→ **To be done**: Extract, from the records beneath this instruction, each line that contains the word "Option".

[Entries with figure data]
-- BEGIN --

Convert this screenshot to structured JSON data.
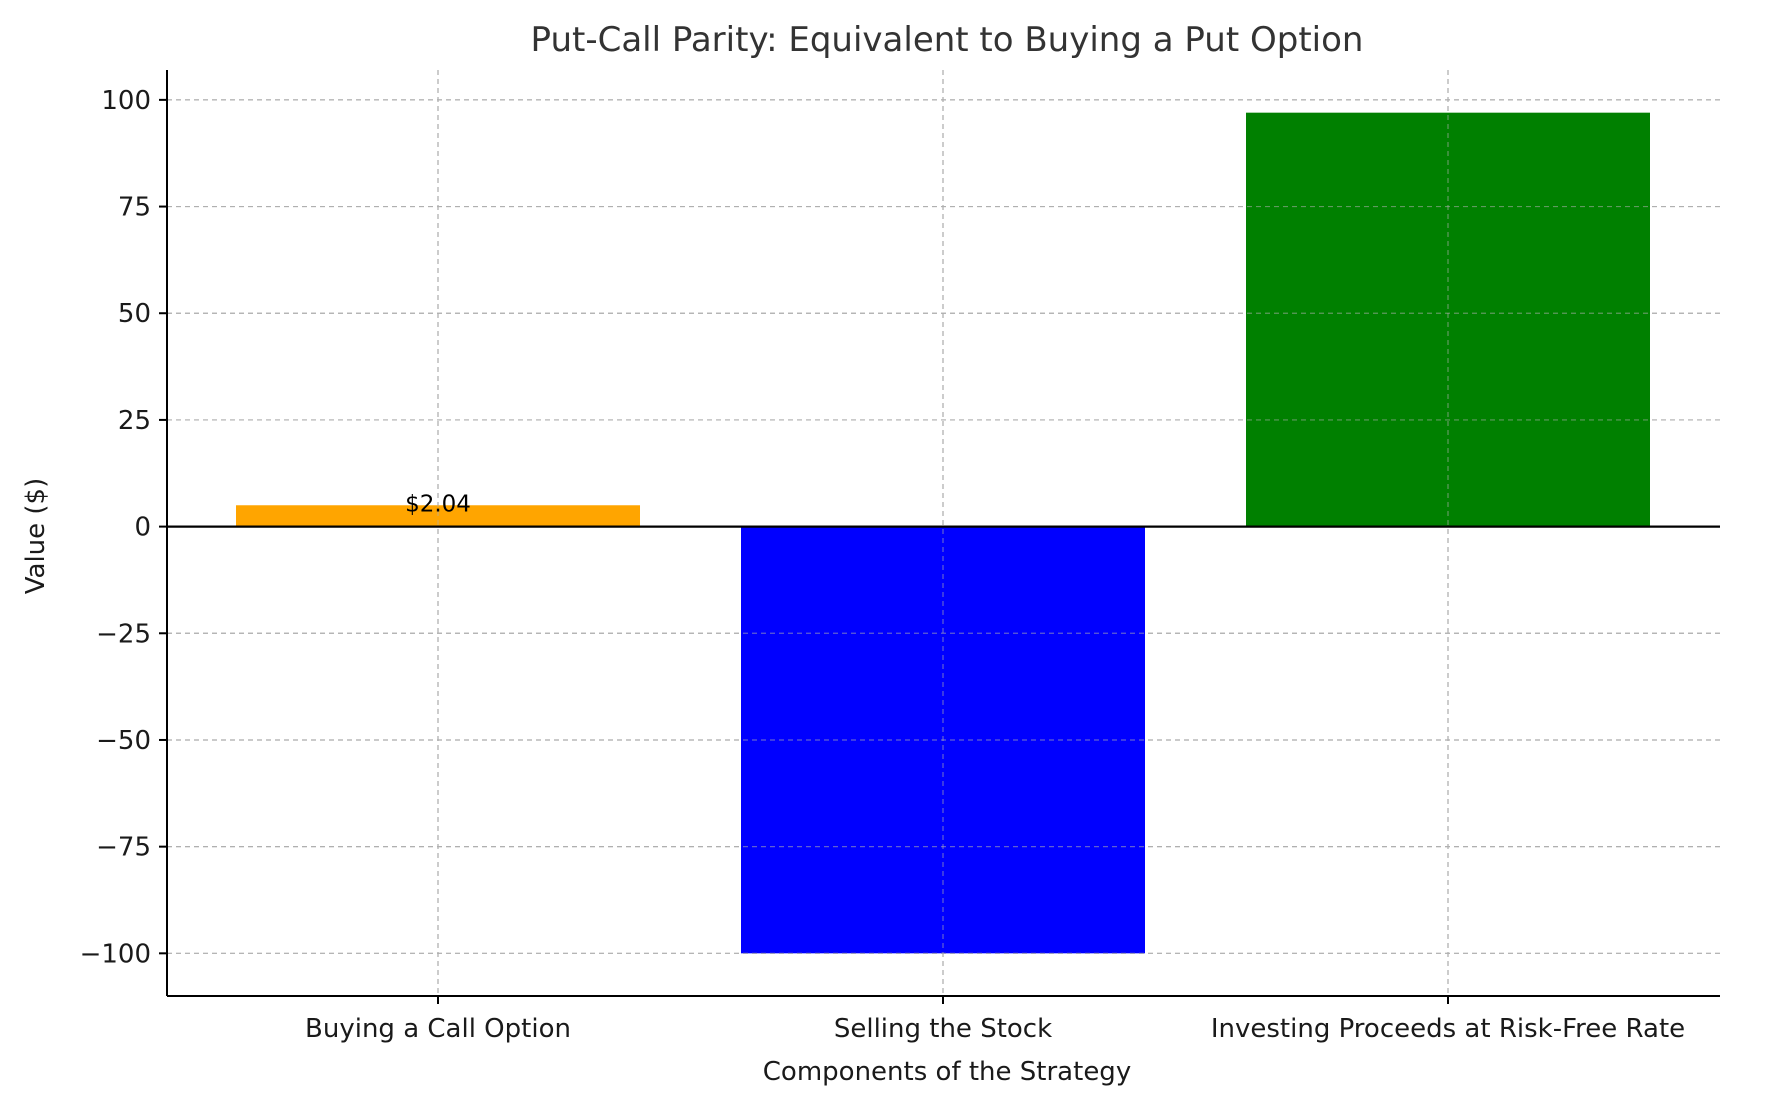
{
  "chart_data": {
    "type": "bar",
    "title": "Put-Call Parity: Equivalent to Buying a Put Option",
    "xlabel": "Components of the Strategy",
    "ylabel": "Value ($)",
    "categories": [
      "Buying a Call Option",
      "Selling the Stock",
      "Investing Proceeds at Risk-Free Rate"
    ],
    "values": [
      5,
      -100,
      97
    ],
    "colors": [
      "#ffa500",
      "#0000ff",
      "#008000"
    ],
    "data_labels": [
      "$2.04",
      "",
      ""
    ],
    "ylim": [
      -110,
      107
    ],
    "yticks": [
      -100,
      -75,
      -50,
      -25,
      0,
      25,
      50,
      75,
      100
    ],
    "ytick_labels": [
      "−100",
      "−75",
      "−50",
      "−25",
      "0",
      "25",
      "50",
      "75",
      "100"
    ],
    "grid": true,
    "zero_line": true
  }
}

-- END --
-- BEGIN --

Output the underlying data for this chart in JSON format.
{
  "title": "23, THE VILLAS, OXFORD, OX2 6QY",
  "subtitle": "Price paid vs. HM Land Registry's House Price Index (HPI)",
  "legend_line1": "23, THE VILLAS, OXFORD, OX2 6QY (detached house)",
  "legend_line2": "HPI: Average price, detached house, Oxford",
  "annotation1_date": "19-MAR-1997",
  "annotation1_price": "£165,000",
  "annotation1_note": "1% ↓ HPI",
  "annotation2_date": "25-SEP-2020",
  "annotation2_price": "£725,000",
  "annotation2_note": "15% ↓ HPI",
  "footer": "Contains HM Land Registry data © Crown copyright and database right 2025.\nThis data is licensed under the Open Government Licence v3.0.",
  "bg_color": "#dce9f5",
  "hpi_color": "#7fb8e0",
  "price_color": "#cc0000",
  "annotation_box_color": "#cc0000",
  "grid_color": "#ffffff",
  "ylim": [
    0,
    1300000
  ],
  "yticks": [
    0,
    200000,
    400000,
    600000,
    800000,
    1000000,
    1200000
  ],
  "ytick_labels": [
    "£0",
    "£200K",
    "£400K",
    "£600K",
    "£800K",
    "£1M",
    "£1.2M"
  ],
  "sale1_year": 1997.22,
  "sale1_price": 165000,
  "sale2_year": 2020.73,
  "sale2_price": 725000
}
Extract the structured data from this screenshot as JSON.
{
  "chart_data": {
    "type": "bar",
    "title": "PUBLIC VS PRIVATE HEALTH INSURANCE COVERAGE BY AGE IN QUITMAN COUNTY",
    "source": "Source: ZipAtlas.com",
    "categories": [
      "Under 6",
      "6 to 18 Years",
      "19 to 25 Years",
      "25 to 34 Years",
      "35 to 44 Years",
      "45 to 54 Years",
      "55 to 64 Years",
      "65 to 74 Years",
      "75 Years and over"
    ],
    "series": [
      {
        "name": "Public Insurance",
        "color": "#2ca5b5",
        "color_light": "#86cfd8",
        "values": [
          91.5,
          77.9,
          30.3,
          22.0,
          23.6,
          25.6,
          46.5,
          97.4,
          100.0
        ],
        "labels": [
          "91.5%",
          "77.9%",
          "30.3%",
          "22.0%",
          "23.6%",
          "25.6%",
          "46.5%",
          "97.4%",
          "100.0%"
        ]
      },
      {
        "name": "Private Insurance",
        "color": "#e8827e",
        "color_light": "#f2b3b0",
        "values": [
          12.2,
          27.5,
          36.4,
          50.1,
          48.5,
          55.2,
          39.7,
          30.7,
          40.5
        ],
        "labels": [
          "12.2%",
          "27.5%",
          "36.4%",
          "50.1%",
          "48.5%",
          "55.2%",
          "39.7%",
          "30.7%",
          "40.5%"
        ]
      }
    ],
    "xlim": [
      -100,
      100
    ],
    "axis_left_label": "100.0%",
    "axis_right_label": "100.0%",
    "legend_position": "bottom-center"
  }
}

-- END --
-- BEGIN --

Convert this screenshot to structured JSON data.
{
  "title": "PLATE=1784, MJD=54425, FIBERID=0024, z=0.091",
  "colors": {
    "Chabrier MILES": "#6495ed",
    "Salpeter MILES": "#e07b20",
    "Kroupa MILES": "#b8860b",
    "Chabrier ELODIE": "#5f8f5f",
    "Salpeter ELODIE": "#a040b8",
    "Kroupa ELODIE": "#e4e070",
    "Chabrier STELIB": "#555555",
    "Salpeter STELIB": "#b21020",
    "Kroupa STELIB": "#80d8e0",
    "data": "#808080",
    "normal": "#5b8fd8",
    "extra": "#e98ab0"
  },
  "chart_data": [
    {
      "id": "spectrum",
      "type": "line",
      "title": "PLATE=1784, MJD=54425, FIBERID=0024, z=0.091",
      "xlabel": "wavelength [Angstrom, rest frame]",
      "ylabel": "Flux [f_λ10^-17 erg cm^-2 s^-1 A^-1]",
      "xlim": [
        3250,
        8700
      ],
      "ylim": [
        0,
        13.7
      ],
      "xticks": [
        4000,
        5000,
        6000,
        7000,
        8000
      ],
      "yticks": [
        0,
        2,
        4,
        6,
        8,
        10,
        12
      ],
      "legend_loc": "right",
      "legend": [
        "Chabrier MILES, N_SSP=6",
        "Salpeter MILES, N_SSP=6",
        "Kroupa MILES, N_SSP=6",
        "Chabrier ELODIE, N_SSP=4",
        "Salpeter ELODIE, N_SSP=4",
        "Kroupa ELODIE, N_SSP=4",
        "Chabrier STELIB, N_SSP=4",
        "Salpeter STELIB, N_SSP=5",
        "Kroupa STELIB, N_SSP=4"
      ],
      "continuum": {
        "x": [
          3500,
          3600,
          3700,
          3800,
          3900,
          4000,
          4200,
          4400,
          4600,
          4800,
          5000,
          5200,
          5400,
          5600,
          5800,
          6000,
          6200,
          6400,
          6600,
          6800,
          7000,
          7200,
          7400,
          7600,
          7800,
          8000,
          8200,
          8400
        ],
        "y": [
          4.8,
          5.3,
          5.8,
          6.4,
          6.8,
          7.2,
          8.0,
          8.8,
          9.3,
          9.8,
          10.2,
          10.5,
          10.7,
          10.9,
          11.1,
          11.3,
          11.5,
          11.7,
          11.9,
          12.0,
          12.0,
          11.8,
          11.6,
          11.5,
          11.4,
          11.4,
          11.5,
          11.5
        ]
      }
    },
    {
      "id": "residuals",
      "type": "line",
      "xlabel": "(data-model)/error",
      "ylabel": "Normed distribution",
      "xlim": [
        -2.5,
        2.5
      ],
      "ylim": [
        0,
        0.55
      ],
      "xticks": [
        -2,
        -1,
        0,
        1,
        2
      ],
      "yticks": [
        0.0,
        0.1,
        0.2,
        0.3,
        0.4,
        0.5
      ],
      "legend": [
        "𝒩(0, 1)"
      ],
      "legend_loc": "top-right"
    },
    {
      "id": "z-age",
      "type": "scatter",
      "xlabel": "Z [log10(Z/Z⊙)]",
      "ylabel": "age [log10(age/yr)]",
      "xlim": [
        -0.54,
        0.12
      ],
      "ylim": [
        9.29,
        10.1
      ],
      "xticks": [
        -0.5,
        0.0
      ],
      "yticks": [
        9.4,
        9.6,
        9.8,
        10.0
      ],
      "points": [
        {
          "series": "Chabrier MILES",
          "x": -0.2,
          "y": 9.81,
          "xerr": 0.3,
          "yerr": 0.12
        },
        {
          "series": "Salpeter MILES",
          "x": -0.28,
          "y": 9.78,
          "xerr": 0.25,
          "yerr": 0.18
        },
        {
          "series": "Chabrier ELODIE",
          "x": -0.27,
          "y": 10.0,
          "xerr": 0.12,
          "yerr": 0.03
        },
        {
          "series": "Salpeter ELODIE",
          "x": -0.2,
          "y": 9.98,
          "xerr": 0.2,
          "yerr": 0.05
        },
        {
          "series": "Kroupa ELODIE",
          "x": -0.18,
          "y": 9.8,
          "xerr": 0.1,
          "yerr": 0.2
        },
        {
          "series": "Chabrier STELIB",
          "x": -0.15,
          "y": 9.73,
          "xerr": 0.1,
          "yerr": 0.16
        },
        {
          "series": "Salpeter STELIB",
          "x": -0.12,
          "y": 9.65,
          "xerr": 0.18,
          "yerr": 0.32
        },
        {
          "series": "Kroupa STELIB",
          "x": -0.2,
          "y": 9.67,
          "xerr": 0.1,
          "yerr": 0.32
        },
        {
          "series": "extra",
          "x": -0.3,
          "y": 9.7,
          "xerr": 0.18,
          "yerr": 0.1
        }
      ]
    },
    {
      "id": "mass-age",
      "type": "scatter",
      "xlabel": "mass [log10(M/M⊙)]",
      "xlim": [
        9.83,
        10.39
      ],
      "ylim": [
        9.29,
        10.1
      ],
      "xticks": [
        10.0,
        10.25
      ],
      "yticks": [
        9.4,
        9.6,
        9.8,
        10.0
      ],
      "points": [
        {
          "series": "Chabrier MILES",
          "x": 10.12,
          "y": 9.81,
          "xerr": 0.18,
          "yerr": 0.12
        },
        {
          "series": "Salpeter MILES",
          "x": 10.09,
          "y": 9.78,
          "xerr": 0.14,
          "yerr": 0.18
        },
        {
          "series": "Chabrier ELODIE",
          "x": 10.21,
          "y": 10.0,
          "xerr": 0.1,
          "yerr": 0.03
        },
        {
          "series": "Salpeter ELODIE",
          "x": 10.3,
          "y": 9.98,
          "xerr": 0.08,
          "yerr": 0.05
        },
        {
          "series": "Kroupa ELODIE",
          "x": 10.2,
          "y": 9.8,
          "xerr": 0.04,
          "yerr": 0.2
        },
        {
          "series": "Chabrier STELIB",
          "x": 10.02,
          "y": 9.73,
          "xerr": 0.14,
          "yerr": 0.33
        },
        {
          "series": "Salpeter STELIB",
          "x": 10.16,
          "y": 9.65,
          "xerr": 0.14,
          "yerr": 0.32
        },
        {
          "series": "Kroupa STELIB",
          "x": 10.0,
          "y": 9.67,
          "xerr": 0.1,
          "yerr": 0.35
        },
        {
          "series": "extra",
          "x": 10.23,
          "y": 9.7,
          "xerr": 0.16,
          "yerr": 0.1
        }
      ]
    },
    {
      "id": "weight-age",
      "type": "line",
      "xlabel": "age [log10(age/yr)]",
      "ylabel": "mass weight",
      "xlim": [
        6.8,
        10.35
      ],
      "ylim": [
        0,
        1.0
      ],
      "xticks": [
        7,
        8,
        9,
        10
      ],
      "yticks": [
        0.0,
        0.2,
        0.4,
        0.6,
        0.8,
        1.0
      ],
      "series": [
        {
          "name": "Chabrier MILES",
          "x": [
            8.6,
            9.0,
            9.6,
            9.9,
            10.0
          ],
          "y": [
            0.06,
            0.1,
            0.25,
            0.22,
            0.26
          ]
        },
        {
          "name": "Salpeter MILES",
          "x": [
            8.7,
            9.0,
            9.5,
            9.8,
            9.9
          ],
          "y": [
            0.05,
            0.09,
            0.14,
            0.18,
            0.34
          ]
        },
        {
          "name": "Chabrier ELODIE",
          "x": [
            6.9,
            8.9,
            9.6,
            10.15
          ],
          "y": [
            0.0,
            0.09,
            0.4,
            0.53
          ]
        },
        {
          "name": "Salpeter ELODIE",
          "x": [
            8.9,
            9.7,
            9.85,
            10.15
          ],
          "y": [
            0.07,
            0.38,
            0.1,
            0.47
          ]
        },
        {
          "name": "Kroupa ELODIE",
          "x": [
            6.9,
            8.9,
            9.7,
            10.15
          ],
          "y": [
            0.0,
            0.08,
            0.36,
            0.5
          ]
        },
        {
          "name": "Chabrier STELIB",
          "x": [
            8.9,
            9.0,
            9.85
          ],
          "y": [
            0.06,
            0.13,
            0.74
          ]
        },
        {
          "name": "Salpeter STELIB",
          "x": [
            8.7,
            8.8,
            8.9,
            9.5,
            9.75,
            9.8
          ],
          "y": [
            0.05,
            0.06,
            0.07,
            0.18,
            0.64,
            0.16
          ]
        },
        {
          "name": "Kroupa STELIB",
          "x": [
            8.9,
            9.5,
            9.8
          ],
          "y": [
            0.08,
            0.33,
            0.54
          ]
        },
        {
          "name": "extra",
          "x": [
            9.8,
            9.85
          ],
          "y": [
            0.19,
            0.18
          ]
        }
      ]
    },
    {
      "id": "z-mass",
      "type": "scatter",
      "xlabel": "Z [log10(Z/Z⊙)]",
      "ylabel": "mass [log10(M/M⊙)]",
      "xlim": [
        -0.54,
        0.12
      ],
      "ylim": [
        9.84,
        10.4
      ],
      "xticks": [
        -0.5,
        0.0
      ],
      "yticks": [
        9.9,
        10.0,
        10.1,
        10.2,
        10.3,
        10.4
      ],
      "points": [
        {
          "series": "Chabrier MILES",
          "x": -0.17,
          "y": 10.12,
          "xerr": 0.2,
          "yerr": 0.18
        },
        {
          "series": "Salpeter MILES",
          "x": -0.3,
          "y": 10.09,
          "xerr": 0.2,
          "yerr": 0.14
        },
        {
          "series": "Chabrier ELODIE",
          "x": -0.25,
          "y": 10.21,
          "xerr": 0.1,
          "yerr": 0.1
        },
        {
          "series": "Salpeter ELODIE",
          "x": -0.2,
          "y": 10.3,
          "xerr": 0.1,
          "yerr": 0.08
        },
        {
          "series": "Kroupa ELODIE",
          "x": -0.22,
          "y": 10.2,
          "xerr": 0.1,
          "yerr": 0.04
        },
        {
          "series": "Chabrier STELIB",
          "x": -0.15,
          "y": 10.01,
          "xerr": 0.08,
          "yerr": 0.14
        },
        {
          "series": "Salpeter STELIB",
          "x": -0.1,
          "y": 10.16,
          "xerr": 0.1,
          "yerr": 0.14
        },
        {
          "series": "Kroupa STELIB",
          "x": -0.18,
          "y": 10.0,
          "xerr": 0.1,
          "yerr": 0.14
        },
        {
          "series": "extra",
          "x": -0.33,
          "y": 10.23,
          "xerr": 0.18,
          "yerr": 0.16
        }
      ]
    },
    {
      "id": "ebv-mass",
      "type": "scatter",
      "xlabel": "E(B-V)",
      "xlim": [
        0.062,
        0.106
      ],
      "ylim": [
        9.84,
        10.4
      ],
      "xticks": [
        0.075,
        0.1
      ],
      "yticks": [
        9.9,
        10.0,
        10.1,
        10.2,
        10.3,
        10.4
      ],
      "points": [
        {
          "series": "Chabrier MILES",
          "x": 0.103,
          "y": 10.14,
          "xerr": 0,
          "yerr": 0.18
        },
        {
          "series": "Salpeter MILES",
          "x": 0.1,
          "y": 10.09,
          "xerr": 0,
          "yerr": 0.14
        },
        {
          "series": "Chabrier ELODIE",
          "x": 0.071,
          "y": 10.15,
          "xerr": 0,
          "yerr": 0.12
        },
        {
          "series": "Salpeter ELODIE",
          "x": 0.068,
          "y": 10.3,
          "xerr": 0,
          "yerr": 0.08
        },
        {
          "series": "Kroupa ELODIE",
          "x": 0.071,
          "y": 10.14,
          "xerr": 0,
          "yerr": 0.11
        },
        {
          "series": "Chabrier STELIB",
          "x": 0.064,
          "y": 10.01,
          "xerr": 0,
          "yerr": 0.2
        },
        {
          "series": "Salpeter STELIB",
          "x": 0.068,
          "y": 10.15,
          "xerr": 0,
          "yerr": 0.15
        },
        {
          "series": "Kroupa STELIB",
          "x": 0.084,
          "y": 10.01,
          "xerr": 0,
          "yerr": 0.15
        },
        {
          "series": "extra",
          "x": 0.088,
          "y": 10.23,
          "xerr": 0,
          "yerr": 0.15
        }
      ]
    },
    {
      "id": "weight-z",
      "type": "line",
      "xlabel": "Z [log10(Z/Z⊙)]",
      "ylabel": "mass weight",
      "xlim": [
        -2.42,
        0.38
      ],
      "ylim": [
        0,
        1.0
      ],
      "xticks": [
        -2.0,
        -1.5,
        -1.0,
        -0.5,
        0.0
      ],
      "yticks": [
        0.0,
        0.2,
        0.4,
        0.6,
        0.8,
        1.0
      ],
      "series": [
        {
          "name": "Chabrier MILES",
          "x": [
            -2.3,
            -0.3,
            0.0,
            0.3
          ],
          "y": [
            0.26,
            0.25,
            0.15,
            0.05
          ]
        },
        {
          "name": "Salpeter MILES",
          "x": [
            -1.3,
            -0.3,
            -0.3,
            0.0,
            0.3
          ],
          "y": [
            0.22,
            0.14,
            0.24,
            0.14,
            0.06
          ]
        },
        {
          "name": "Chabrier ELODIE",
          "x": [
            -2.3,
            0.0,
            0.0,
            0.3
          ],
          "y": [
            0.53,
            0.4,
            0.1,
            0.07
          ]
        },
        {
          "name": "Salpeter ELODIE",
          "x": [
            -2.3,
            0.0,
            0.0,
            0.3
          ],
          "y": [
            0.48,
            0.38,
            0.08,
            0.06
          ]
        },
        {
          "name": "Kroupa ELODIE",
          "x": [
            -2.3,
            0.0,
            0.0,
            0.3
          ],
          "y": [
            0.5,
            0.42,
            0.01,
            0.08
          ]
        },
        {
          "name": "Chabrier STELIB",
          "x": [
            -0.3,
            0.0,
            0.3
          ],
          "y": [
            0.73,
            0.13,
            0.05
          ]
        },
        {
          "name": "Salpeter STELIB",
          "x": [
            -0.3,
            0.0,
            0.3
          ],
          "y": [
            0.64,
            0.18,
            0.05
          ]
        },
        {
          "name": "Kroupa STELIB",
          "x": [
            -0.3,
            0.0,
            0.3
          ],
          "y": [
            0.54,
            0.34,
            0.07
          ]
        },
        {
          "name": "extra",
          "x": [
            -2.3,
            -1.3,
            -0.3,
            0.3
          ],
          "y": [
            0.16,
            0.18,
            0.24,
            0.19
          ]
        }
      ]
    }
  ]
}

-- END --

→ **Expected answer**:
    "title": "Put-Call Parity: Equivalent to Buying a Put Option",
      "Buying a Call Option",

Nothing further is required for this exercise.